- _Stored records_:
--- begin ---
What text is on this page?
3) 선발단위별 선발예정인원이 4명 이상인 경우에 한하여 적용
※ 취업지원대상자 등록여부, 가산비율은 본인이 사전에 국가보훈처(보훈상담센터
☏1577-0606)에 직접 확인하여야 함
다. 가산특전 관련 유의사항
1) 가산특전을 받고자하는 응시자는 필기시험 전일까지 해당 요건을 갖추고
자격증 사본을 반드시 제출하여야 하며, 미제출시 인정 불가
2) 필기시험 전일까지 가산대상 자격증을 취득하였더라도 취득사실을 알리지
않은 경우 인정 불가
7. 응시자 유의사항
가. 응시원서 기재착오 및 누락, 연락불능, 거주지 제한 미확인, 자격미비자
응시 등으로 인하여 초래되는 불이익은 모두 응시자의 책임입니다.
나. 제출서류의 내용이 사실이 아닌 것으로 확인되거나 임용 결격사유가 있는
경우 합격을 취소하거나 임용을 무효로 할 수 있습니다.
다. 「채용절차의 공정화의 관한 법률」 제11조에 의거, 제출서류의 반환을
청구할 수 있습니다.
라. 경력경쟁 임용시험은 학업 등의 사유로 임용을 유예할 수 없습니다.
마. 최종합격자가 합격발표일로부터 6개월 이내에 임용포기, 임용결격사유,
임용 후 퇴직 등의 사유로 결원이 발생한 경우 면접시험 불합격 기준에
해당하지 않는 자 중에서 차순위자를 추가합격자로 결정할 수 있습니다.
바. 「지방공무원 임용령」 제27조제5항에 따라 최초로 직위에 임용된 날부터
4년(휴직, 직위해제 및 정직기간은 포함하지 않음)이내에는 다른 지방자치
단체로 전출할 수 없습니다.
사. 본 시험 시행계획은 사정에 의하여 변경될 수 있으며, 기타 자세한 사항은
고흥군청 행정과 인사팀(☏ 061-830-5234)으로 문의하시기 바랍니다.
--- end ---
--- begin ---
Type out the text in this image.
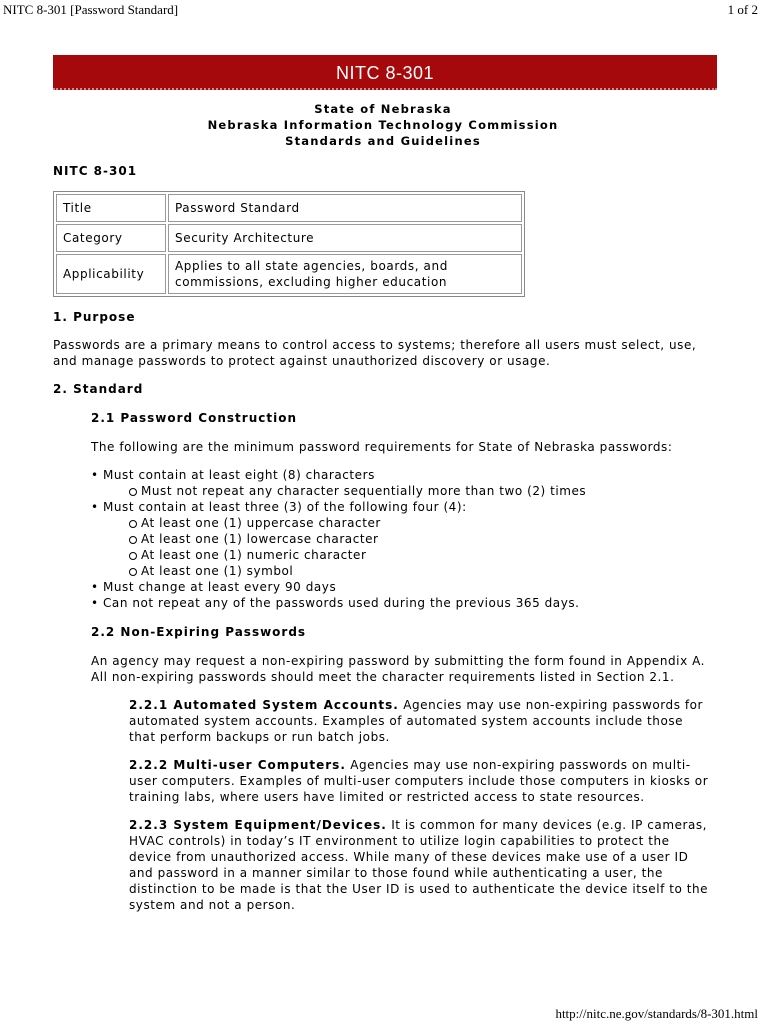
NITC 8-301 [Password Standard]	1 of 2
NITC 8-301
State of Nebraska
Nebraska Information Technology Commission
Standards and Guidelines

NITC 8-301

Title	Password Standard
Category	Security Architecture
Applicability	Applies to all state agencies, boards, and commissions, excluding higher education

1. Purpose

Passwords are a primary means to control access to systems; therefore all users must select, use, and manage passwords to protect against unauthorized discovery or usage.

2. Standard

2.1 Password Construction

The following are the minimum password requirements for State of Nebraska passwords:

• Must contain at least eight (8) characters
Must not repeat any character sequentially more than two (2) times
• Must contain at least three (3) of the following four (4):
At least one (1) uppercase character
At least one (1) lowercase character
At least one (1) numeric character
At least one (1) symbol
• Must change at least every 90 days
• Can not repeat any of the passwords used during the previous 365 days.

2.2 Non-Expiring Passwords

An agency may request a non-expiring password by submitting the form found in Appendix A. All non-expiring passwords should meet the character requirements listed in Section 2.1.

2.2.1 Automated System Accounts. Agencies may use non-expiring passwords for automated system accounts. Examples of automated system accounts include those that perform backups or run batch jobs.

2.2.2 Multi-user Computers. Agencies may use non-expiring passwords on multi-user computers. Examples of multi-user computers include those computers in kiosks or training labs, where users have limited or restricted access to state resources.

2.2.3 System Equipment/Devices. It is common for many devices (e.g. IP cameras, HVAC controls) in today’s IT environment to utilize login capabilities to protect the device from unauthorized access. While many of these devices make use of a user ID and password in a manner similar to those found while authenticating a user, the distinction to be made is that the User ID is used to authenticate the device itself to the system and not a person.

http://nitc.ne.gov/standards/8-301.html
--- end ---
- _Task brief_: Display every line of the listing that contains the string "those".

- _Expected answer_:
2.2.1 Automated System Accounts. Agencies may use non-expiring passwords for automated system accounts. Examples of automated system accounts include those that perform backups or run batch jobs.
2.2.2 Multi-user Computers. Agencies may use non-expiring passwords on multi-user computers. Examples of multi-user computers include those computers in kiosks or training labs, where users have limited or restricted access to state resources.
2.2.3 System Equipment/Devices. It is common for many devices (e.g. IP cameras, HVAC controls) in today’s IT environment to utilize login capabilities to protect the device from unauthorized access. While many of these devices make use of a user ID and password in a manner similar to those found while authenticating a user, the distinction to be made is that the User ID is used to authenticate the device itself to the system and not a person.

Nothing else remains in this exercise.